▸ **ENTRIES SHOWN**

------------------------

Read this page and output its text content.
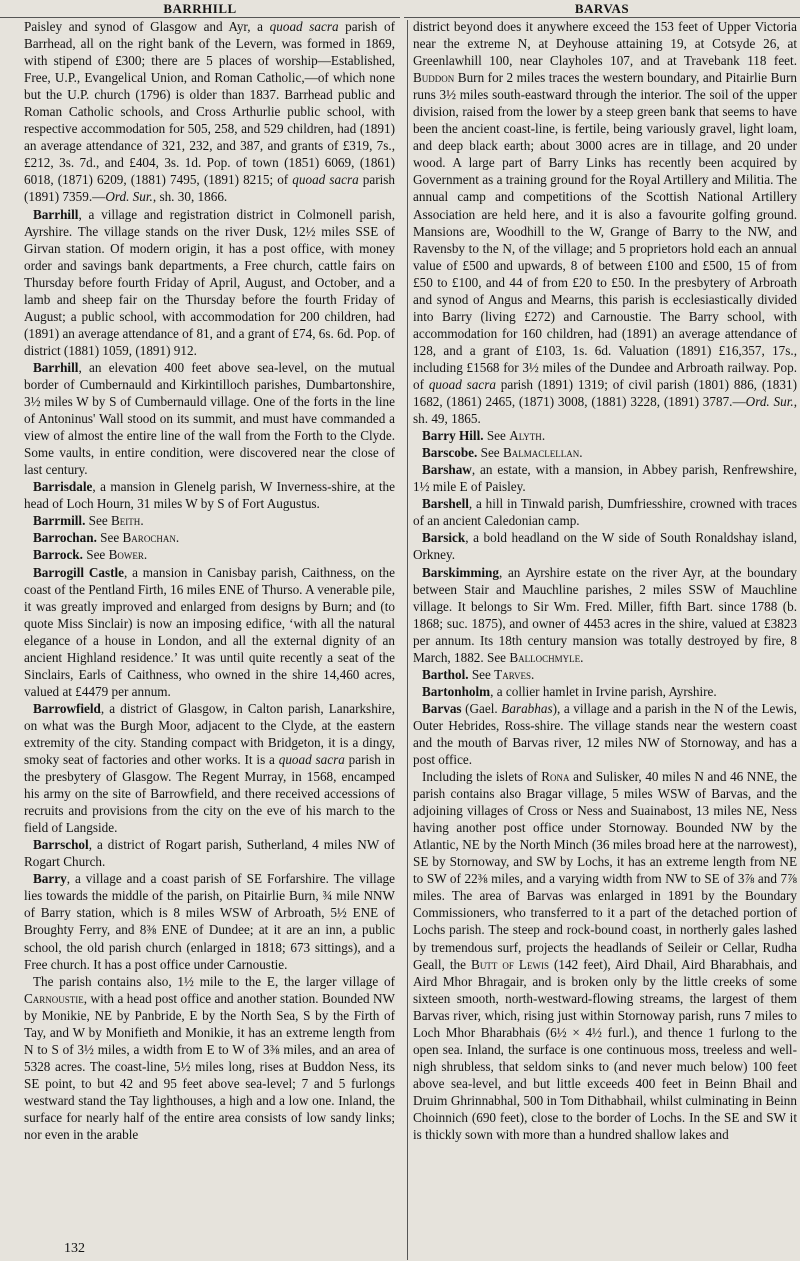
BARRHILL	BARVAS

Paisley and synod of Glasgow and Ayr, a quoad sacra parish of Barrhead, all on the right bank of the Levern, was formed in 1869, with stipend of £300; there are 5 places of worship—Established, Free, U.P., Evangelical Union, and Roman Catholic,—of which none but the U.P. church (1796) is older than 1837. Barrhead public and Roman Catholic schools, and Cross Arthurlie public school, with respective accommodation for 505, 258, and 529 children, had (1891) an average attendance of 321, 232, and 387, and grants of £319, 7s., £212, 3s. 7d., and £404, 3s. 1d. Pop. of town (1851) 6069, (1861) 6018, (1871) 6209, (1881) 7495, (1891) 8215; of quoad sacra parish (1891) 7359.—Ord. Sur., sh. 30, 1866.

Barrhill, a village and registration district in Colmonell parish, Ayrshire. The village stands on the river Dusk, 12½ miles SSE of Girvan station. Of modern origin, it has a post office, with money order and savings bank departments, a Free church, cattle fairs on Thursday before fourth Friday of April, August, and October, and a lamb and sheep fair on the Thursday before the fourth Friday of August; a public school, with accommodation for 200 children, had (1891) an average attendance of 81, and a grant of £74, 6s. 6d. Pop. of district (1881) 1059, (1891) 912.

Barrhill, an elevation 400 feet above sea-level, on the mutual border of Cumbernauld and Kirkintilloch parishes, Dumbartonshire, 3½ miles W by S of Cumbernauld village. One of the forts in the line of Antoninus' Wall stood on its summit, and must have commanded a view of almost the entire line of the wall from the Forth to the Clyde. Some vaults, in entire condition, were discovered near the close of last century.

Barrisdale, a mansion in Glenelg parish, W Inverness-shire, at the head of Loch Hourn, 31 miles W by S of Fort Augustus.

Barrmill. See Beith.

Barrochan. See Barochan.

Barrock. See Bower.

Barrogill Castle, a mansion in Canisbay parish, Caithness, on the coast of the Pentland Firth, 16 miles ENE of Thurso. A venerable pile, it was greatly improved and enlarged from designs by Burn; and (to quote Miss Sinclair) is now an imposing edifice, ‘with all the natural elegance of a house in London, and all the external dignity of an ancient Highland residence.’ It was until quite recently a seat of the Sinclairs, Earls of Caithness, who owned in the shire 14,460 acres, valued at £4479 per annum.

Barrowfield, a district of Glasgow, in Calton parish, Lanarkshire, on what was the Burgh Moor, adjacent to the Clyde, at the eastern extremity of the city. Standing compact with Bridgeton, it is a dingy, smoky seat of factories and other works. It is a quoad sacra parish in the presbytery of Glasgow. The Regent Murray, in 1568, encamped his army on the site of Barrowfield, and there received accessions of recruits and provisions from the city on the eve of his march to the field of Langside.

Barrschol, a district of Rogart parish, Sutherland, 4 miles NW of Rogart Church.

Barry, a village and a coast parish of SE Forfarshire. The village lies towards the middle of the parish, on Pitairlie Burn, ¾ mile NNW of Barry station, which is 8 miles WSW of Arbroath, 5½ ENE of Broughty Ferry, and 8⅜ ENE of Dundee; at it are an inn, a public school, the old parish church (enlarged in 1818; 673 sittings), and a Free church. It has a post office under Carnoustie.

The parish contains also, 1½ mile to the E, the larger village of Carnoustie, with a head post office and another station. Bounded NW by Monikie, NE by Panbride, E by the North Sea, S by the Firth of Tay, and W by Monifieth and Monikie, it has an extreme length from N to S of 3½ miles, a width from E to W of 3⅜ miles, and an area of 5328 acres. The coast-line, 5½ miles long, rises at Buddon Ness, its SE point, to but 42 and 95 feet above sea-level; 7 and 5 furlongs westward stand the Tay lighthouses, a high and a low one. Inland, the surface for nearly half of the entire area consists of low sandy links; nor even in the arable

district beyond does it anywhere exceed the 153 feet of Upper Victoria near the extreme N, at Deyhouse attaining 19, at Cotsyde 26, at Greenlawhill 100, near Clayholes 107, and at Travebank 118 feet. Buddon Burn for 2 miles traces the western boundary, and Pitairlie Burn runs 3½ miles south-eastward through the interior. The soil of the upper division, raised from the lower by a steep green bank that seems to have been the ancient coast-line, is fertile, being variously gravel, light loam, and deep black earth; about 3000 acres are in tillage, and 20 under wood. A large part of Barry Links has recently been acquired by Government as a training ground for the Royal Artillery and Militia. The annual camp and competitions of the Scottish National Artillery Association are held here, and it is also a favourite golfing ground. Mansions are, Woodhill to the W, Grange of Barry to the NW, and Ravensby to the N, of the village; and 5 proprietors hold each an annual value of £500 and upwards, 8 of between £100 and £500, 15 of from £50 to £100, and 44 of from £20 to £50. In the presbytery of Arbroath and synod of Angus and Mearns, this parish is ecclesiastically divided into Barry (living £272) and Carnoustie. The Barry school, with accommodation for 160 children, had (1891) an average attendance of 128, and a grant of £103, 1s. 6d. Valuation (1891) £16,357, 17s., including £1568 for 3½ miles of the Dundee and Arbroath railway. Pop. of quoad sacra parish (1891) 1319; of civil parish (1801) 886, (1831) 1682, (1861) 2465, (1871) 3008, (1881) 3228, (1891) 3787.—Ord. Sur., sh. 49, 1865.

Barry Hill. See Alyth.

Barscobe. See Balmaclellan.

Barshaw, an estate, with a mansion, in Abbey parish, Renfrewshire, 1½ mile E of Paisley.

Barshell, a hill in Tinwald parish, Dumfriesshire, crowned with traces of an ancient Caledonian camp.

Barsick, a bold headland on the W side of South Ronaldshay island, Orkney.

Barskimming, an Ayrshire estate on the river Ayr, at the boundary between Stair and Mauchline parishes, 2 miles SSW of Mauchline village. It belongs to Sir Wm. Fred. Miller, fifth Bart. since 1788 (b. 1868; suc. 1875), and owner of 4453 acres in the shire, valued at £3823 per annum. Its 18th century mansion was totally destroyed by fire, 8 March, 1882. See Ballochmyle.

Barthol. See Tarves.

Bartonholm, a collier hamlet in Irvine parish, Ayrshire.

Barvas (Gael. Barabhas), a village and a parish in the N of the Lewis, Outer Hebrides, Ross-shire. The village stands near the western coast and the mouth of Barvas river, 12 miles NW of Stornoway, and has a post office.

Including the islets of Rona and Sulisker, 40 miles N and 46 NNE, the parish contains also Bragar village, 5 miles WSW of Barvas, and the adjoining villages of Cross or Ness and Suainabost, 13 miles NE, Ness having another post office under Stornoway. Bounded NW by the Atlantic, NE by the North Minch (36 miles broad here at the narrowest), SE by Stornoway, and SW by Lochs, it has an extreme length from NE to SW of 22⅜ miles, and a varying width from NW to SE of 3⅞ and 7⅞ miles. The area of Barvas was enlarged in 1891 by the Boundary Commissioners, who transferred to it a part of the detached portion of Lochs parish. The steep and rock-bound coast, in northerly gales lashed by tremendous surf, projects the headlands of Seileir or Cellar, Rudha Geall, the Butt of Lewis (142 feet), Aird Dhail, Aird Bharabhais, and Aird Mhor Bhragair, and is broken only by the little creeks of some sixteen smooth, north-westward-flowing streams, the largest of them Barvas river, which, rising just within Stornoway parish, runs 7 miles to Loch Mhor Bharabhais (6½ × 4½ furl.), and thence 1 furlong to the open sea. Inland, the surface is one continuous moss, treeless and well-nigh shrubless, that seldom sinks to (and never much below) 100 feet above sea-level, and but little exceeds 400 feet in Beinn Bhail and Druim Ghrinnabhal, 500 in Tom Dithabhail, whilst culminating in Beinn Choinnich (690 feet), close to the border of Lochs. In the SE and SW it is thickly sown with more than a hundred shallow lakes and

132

------------------------

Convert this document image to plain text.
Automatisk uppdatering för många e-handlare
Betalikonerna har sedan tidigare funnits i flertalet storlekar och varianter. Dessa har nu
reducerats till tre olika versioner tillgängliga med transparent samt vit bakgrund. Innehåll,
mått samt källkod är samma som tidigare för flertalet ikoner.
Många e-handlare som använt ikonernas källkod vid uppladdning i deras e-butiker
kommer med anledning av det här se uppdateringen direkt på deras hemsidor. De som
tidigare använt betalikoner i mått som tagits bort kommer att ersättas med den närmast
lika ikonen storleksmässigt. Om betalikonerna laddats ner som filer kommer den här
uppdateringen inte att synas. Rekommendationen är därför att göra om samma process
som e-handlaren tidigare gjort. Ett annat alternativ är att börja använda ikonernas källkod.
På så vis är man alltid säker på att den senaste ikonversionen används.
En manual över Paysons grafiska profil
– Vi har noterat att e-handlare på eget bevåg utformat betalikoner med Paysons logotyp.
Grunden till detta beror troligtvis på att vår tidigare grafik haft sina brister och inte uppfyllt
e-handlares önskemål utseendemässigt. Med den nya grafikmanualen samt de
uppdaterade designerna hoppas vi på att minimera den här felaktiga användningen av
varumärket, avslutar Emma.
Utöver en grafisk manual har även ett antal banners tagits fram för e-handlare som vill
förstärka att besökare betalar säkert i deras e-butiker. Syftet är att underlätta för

------------------------

▸ **SET TASK**
Count the lines above that contain the word "tidigare", and reply with only that number.

▸ **RESPONSE**
5